Istruzioni operative = Per favore, prosegui il brano sulla concorrenza sleale a partire dalla sua ultima frase.

[Brano citato]

Concorrenza sleale

Concorrenza sleale

Il reato di concorrenza sleale è regolato dall’articolo del Codice Civile 2598 e consiste nell’ottenere, con mezzi illeciti, vantaggi sui propri diretti concorrenti in determinati settori di mercato. 

La concorrenza sleale è una pratica che può danneggiare enormemente un’azienda dal punto di vista economico. Risulta quindi necessario sapersi tutelare investigando in tempi rapidi per limitare i danni.

Le investigazioni per concorrenza sleale possono essere richieste dalle imprese e/o professionisti al fine di acquisire prove utili, inibire l'attività illecita del concorrente e richiedere quindi il risarcimento del danno subito.

Le nostre indagini sono volte all’acquisizione di prove inconfutabili al fine di fornire documentazione necessaria per il risarcimento dei danni o per impedire la reiterazione dell’illecito.

[/Brano citato]
[Materiale fornito]

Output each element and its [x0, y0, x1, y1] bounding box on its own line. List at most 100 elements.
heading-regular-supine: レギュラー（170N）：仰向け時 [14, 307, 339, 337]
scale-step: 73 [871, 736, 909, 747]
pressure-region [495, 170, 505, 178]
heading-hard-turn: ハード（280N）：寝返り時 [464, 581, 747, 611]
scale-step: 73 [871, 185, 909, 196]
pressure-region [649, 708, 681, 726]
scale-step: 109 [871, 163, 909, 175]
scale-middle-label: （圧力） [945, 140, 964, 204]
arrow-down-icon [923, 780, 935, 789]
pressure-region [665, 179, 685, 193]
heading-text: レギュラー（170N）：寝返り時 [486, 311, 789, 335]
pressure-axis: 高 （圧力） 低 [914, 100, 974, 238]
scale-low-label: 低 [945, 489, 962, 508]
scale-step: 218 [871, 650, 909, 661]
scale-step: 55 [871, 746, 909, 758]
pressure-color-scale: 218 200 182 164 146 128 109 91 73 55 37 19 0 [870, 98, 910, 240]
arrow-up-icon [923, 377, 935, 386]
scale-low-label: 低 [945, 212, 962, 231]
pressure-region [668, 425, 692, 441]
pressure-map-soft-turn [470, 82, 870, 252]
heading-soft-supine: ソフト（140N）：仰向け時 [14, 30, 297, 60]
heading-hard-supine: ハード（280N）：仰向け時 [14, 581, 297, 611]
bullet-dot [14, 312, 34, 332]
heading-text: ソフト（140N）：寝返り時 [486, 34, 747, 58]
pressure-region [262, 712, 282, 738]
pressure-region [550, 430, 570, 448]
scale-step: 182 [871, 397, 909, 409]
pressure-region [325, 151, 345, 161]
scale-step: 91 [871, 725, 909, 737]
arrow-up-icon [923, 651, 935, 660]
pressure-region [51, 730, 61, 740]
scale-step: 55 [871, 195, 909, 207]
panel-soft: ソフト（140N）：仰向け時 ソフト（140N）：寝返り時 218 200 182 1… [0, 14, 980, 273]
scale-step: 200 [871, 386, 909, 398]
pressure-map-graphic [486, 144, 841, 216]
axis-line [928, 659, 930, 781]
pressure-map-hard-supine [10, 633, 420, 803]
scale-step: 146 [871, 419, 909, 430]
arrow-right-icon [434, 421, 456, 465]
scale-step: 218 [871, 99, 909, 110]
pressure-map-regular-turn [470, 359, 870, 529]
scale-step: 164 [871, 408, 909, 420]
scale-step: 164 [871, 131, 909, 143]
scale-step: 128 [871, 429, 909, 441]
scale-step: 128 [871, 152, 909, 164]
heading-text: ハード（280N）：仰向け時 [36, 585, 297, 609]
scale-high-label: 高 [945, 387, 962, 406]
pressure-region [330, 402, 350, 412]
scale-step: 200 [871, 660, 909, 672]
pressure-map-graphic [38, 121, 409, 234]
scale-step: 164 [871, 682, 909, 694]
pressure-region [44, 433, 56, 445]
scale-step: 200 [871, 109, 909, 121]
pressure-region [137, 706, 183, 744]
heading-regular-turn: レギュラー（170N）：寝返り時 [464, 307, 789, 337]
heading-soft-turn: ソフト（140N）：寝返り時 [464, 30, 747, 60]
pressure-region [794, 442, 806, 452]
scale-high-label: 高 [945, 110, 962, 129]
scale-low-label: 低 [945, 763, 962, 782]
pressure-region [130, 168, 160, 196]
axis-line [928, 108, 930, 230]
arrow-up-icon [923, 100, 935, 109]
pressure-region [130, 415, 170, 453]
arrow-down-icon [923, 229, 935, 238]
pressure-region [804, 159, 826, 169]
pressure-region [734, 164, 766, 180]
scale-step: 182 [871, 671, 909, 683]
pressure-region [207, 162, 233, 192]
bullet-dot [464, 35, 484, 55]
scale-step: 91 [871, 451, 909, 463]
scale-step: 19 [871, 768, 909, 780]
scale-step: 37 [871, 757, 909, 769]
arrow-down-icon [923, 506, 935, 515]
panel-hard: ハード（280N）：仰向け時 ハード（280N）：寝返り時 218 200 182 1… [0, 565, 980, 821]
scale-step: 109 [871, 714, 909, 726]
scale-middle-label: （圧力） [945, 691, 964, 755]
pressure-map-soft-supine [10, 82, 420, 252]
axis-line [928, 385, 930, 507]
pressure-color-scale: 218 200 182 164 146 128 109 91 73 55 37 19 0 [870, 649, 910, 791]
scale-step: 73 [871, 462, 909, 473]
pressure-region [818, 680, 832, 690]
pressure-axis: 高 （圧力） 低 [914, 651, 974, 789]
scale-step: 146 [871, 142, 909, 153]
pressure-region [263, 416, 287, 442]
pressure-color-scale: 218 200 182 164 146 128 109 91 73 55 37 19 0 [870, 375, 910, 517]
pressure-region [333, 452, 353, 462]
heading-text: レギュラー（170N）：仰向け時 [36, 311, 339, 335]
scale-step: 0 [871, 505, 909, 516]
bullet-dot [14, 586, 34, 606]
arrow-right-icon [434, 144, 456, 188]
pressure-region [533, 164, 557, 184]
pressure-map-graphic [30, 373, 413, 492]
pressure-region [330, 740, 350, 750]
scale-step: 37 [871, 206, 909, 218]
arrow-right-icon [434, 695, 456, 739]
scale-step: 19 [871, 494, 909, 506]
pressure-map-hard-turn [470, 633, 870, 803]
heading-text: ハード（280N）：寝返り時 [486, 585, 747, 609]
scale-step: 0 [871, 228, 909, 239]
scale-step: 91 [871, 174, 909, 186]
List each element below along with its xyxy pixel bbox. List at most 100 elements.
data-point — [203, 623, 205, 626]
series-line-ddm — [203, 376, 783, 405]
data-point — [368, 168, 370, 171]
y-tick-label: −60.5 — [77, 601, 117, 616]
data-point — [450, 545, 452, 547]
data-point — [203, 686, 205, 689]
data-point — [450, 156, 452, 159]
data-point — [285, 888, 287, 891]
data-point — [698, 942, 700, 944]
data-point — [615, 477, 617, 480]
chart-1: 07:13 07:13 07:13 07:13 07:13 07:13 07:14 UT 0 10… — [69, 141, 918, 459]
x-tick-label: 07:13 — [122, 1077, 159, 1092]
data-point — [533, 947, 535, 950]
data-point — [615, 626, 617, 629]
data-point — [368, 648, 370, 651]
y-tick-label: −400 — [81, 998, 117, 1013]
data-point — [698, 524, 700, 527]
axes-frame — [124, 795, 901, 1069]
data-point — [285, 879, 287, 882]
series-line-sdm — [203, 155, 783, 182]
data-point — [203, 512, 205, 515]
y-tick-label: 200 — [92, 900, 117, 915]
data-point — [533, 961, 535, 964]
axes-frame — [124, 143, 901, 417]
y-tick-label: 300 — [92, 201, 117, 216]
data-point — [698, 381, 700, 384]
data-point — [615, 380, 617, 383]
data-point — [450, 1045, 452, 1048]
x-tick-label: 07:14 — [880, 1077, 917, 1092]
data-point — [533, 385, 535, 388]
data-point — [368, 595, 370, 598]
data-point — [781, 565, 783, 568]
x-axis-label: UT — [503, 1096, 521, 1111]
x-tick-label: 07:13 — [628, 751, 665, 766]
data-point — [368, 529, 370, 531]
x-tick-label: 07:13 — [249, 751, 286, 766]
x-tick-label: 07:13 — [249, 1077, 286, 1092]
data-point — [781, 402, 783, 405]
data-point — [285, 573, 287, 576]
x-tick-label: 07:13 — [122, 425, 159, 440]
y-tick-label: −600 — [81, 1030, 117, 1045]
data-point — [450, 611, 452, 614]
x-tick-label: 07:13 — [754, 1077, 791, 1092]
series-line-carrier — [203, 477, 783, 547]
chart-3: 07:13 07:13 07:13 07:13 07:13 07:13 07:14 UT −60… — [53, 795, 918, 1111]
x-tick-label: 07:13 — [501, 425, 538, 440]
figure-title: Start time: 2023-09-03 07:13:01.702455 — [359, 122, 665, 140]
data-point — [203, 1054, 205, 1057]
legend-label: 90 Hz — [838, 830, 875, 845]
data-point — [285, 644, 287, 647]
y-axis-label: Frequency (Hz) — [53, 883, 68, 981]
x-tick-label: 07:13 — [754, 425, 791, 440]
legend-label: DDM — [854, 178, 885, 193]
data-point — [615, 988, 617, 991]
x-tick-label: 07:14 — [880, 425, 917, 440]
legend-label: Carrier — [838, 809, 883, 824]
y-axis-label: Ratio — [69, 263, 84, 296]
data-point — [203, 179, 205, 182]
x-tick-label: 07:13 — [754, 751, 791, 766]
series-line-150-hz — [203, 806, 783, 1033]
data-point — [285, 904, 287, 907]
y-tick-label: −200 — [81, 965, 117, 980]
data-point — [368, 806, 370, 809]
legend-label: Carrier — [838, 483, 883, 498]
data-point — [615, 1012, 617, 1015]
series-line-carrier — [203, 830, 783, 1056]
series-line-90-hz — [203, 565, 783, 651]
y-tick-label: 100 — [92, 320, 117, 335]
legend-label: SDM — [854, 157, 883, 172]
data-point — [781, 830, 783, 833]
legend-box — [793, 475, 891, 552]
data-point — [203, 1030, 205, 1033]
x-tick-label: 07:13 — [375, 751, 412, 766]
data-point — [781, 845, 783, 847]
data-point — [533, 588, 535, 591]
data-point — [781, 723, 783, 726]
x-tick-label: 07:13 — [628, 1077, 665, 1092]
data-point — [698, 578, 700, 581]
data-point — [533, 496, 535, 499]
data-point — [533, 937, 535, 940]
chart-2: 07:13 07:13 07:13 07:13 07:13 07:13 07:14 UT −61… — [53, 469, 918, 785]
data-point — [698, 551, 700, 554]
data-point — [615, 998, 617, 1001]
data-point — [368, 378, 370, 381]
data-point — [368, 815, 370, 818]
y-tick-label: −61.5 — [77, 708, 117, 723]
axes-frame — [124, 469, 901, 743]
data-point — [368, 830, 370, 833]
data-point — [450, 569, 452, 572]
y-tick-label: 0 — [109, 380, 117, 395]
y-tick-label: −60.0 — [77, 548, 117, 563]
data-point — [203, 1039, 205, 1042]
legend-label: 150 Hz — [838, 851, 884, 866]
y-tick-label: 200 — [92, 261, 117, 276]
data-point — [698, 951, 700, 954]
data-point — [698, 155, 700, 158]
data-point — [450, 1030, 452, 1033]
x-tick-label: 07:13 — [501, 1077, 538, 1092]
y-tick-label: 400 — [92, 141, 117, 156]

[/Materiale fornito]

Spazio risposta =
Esempi di concorrenza sleale:

Sviamento della clientela da parte del proprio personale dipendente;

Acquisizione illecita di informazioni, marchi, progetti e/o brevetti con lo scopo di rivenderli ad aziende concorrenti o di costituire nuove società col medesimo core-business;

Diffusione di false informazioni e campagne denigratorie da parte di un’azienda concorrente;

Creazione di prodotti, servizi, marchi e/o brevetti pressoché identici da parte di un’azienda concorrente con l’intento di creare confusione nel mercato di riferimento; 

Commercializzazione di prodotti contraffatti;

Violazione del patto di non concorrenza.